>> START RECORDS FOR PROCESSING

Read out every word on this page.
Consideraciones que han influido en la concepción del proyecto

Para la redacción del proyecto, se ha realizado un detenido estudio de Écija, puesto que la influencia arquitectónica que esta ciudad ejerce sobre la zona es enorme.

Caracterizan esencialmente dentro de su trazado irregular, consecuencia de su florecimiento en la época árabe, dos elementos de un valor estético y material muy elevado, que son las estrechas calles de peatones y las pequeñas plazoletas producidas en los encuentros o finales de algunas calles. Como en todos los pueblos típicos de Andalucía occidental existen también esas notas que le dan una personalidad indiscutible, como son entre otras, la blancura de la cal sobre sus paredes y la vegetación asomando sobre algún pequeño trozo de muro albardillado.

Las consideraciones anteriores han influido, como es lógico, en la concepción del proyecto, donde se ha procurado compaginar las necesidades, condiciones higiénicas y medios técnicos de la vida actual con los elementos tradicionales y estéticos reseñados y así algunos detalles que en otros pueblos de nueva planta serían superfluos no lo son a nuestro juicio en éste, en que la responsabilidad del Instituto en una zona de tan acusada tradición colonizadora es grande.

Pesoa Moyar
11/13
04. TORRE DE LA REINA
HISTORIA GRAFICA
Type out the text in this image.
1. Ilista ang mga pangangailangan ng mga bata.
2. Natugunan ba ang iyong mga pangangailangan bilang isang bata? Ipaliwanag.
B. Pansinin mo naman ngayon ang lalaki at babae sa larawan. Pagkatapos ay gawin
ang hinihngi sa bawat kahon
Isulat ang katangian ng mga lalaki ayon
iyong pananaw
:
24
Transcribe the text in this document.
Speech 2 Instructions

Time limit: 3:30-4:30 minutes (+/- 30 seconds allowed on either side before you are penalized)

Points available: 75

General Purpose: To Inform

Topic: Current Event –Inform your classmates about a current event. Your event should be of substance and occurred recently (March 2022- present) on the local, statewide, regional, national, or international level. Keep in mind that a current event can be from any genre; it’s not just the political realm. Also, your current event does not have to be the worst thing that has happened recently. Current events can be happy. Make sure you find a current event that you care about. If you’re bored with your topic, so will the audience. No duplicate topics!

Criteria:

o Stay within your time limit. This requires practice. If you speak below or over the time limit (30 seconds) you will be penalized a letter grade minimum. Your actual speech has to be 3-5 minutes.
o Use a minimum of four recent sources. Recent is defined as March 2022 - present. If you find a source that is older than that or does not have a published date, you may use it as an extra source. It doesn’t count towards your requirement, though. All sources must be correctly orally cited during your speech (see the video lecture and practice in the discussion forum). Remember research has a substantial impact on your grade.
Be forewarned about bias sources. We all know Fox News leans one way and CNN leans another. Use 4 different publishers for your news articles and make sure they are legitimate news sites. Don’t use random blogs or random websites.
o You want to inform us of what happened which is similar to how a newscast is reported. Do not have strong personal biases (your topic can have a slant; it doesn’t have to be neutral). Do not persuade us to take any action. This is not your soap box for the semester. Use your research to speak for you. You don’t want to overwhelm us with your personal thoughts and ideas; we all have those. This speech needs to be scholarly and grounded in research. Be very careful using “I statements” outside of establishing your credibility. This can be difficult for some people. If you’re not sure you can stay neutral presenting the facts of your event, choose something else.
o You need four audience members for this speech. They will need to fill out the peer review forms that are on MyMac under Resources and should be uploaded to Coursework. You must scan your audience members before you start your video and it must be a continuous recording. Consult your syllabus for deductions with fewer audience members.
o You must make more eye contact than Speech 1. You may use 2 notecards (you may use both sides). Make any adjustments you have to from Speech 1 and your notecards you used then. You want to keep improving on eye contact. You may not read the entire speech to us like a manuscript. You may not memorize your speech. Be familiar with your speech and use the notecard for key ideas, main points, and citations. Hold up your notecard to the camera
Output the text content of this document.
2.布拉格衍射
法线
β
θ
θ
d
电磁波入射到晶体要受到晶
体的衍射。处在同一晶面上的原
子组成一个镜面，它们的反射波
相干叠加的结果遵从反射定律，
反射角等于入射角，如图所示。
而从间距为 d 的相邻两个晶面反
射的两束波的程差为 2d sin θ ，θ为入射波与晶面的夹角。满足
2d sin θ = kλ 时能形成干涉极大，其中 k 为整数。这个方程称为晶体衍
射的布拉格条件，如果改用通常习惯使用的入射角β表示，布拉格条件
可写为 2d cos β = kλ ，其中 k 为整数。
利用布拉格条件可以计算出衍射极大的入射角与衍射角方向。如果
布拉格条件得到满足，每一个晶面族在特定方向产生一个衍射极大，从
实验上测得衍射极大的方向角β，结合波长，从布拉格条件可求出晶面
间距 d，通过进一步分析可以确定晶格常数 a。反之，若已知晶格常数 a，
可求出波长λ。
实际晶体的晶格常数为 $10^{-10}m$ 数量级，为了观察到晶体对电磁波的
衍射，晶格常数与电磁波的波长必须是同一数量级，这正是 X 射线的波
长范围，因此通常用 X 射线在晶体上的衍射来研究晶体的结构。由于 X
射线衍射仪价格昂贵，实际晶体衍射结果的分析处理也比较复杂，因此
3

>> END RECORDS FOR PROCESSING

EXERCISE DESCRIPTION: Every record above should be output exactly.

COMPLETE ANSWER:
Read out every word on this page.
Consideraciones que han influido en la concepción del proyecto

Para la redacción del proyecto, se ha realizado un detenido estudio de Écija, puesto que la influencia arquitectónica que esta ciudad ejerce sobre la zona es enorme.

Caracterizan esencialmente dentro de su trazado irregular, consecuencia de su florecimiento en la época árabe, dos elementos de un valor estético y material muy elevado, que son las estrechas calles de peatones y las pequeñas plazoletas producidas en los encuentros o finales de algunas calles. Como en todos los pueblos típicos de Andalucía occidental existen también esas notas que le dan una personalidad indiscutible, como son entre otras, la blancura de la cal sobre sus paredes y la vegetación asomando sobre algún pequeño trozo de muro albardillado.

Las consideraciones anteriores han influido, como es lógico, en la concepción del proyecto, donde se ha procurado compaginar las necesidades, condiciones higiénicas y medios técnicos de la vida actual con los elementos tradicionales y estéticos reseñados y así algunos detalles que en otros pueblos de nueva planta serían superfluos no lo son a nuestro juicio en éste, en que la responsabilidad del Instituto en una zona de tan acusada tradición colonizadora es grande.

Pesoa Moyar
11/13
04. TORRE DE LA REINA
HISTORIA GRAFICA
Type out the text in this image.
1. Ilista ang mga pangangailangan ng mga bata.
2. Natugunan ba ang iyong mga pangangailangan bilang isang bata? Ipaliwanag.
B. Pansinin mo naman ngayon ang lalaki at babae sa larawan. Pagkatapos ay gawin
ang hinihngi sa bawat kahon
Isulat ang katangian ng mga lalaki ayon
iyong pananaw
:
24
Transcribe the text in this document.
Speech 2 Instructions

Time limit: 3:30-4:30 minutes (+/- 30 seconds allowed on either side before you are penalized)

Points available: 75

General Purpose: To Inform

Topic: Current Event –Inform your classmates about a current event. Your event should be of substance and occurred recently (March 2022- present) on the local, statewide, regional, national, or international level. Keep in mind that a current event can be from any genre; it’s not just the political realm. Also, your current event does not have to be the worst thing that has happened recently. Current events can be happy. Make sure you find a current event that you care about. If you’re bored with your topic, so will the audience. No duplicate topics!

Criteria:

o Stay within your time limit. This requires practice. If you speak below or over the time limit (30 seconds) you will be penalized a letter grade minimum. Your actual speech has to be 3-5 minutes.
o Use a minimum of four recent sources. Recent is defined as March 2022 - present. If you find a source that is older than that or does not have a published date, you may use it as an extra source. It doesn’t count towards your requirement, though. All sources must be correctly orally cited during your speech (see the video lecture and practice in the discussion forum). Remember research has a substantial impact on your grade.
Be forewarned about bias sources. We all know Fox News leans one way and CNN leans another. Use 4 different publishers for your news articles and make sure they are legitimate news sites. Don’t use random blogs or random websites.
o You want to inform us of what happened which is similar to how a newscast is reported. Do not have strong personal biases (your topic can have a slant; it doesn’t have to be neutral). Do not persuade us to take any action. This is not your soap box for the semester. Use your research to speak for you. You don’t want to overwhelm us with your personal thoughts and ideas; we all have those. This speech needs to be scholarly and grounded in research. Be very careful using “I statements” outside of establishing your credibility. This can be difficult for some people. If you’re not sure you can stay neutral presenting the facts of your event, choose something else.
o You need four audience members for this speech. They will need to fill out the peer review forms that are on MyMac under Resources and should be uploaded to Coursework. You must scan your audience members before you start your video and it must be a continuous recording. Consult your syllabus for deductions with fewer audience members.
o You must make more eye contact than Speech 1. You may use 2 notecards (you may use both sides). Make any adjustments you have to from Speech 1 and your notecards you used then. You want to keep improving on eye contact. You may not read the entire speech to us like a manuscript. You may not memorize your speech. Be familiar with your speech and use the notecard for key ideas, main points, and citations. Hold up your notecard to the camera
Output the text content of this document.
2.布拉格衍射
法线
β
θ
θ
d
电磁波入射到晶体要受到晶
体的衍射。处在同一晶面上的原
子组成一个镜面，它们的反射波
相干叠加的结果遵从反射定律，
反射角等于入射角，如图所示。
而从间距为 d 的相邻两个晶面反
射的两束波的程差为 2d sin θ ，θ为入射波与晶面的夹角。满足
2d sin θ = kλ 时能形成干涉极大，其中 k 为整数。这个方程称为晶体衍
射的布拉格条件，如果改用通常习惯使用的入射角β表示，布拉格条件
可写为 2d cos β = kλ ，其中 k 为整数。
利用布拉格条件可以计算出衍射极大的入射角与衍射角方向。如果
布拉格条件得到满足，每一个晶面族在特定方向产生一个衍射极大，从
实验上测得衍射极大的方向角β，结合波长，从布拉格条件可求出晶面
间距 d，通过进一步分析可以确定晶格常数 a。反之，若已知晶格常数 a，
可求出波长λ。
实际晶体的晶格常数为 $10^{-10}m$ 数量级，为了观察到晶体对电磁波的
衍射，晶格常数与电磁波的波长必须是同一数量级，这正是 X 射线的波
长范围，因此通常用 X 射线在晶体上的衍射来研究晶体的结构。由于 X
射线衍射仪价格昂贵，实际晶体衍射结果的分析处理也比较复杂，因此
3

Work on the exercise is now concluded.